_DATA FOR THE TASK_:

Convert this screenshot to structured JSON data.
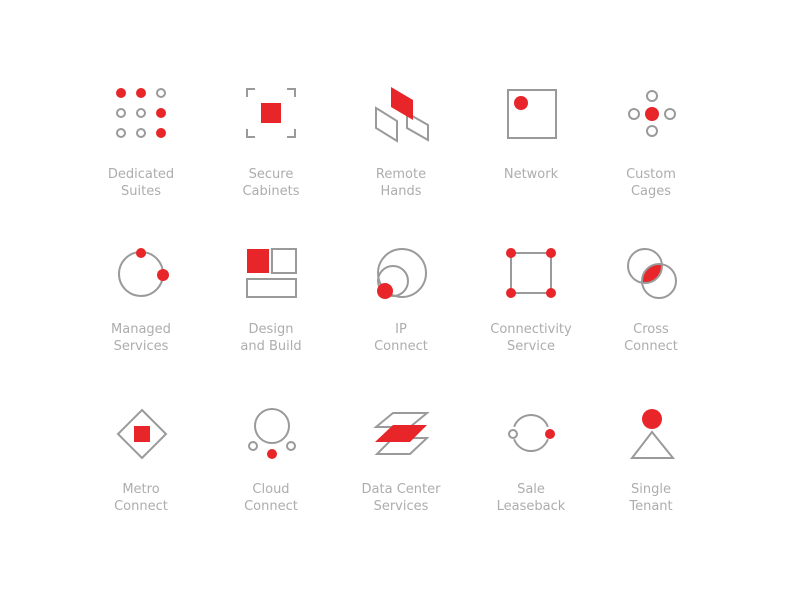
{
  "colors": {
    "accent": "#e8262a",
    "stroke": "#9a9a9a",
    "text": "#adadad"
  },
  "items": [
    {
      "icon": "dots-grid-icon",
      "lines": [
        "Dedicated",
        "Suites"
      ]
    },
    {
      "icon": "bracketed-square-icon",
      "lines": [
        "Secure",
        "Cabinets"
      ]
    },
    {
      "icon": "parallelograms-icon",
      "lines": [
        "Remote",
        "Hands"
      ]
    },
    {
      "icon": "square-dot-icon",
      "lines": [
        "Network"
      ]
    },
    {
      "icon": "cross-dots-icon",
      "lines": [
        "Custom",
        "Cages"
      ]
    },
    {
      "icon": "orbit-circle-icon",
      "lines": [
        "Managed",
        "Services"
      ]
    },
    {
      "icon": "blocks-icon",
      "lines": [
        "Design",
        "and Build"
      ]
    },
    {
      "icon": "nested-circles-icon",
      "lines": [
        "IP",
        "Connect"
      ]
    },
    {
      "icon": "connected-square-icon",
      "lines": [
        "Connectivity",
        "Service"
      ]
    },
    {
      "icon": "overlapping-circles-icon",
      "lines": [
        "Cross",
        "Connect"
      ]
    },
    {
      "icon": "diamond-square-icon",
      "lines": [
        "Metro",
        "Connect"
      ]
    },
    {
      "icon": "cloud-circle-icon",
      "lines": [
        "Cloud",
        "Connect"
      ]
    },
    {
      "icon": "stacked-layers-icon",
      "lines": [
        "Data Center",
        "Services"
      ]
    },
    {
      "icon": "split-circle-icon",
      "lines": [
        "Sale",
        "Leaseback"
      ]
    },
    {
      "icon": "person-triangle-icon",
      "lines": [
        "Single",
        "Tenant"
      ]
    }
  ]
}
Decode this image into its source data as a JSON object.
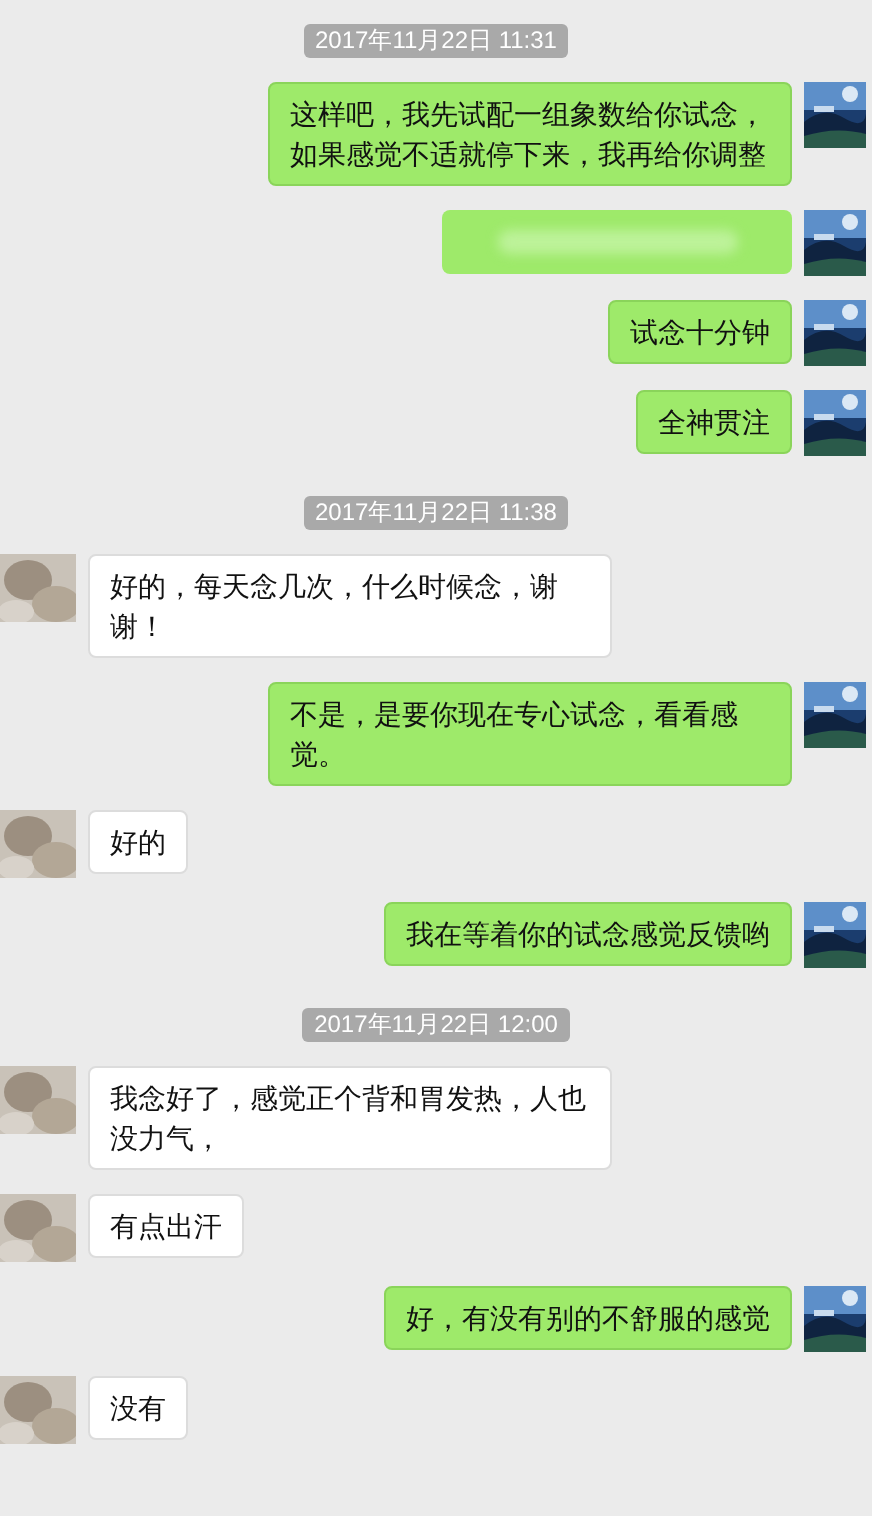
{
  "messages": [
    {
      "kind": "time",
      "text": "2017年11月22日 11:31"
    },
    {
      "kind": "sent",
      "text": "这样吧，我先试配一组象数给你试念，如果感觉不适就停下来，我再给你调整"
    },
    {
      "kind": "sent_blurred"
    },
    {
      "kind": "sent",
      "text": "试念十分钟"
    },
    {
      "kind": "sent",
      "text": "全神贯注"
    },
    {
      "kind": "time",
      "text": "2017年11月22日 11:38"
    },
    {
      "kind": "received",
      "text": "好的，每天念几次，什么时候念，谢谢！"
    },
    {
      "kind": "sent",
      "text": "不是，是要你现在专心试念，看看感觉。"
    },
    {
      "kind": "received",
      "text": "好的"
    },
    {
      "kind": "sent",
      "text": "我在等着你的试念感觉反馈哟"
    },
    {
      "kind": "time",
      "text": "2017年11月22日 12:00"
    },
    {
      "kind": "received",
      "text": "我念好了，感觉正个背和胃发热，人也没力气，"
    },
    {
      "kind": "received",
      "text": "有点出汗"
    },
    {
      "kind": "sent",
      "text": "好，有没有别的不舒服的感觉"
    },
    {
      "kind": "received",
      "text": "没有"
    }
  ]
}
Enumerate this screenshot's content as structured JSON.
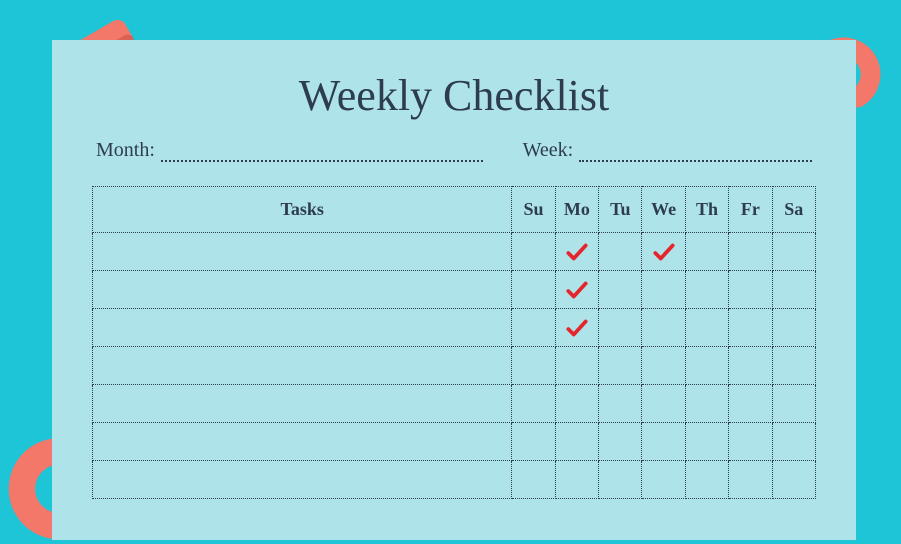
{
  "title": "Weekly Checklist",
  "month_label": "Month:",
  "week_label": "Week:",
  "tasks_header": "Tasks",
  "days": [
    "Su",
    "Mo",
    "Tu",
    "We",
    "Th",
    "Fr",
    "Sa"
  ],
  "rows": [
    {
      "task": "",
      "checks": [
        false,
        true,
        false,
        true,
        false,
        false,
        false
      ]
    },
    {
      "task": "",
      "checks": [
        false,
        true,
        false,
        false,
        false,
        false,
        false
      ]
    },
    {
      "task": "",
      "checks": [
        false,
        true,
        false,
        false,
        false,
        false,
        false
      ]
    },
    {
      "task": "",
      "checks": [
        false,
        false,
        false,
        false,
        false,
        false,
        false
      ]
    },
    {
      "task": "",
      "checks": [
        false,
        false,
        false,
        false,
        false,
        false,
        false
      ]
    },
    {
      "task": "",
      "checks": [
        false,
        false,
        false,
        false,
        false,
        false,
        false
      ]
    },
    {
      "task": "",
      "checks": [
        false,
        false,
        false,
        false,
        false,
        false,
        false
      ]
    }
  ],
  "colors": {
    "check": "#e4252b",
    "deco_fill": "#f4786a",
    "deco_shadow": "#c4493d"
  }
}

_AIM OF THE EXERCISE_:
Each line that holds the word "dots" is to be copied.

_FINAL RESULT_:
      "icon": "dots-grid-icon",
      "icon": "cross-dots-icon",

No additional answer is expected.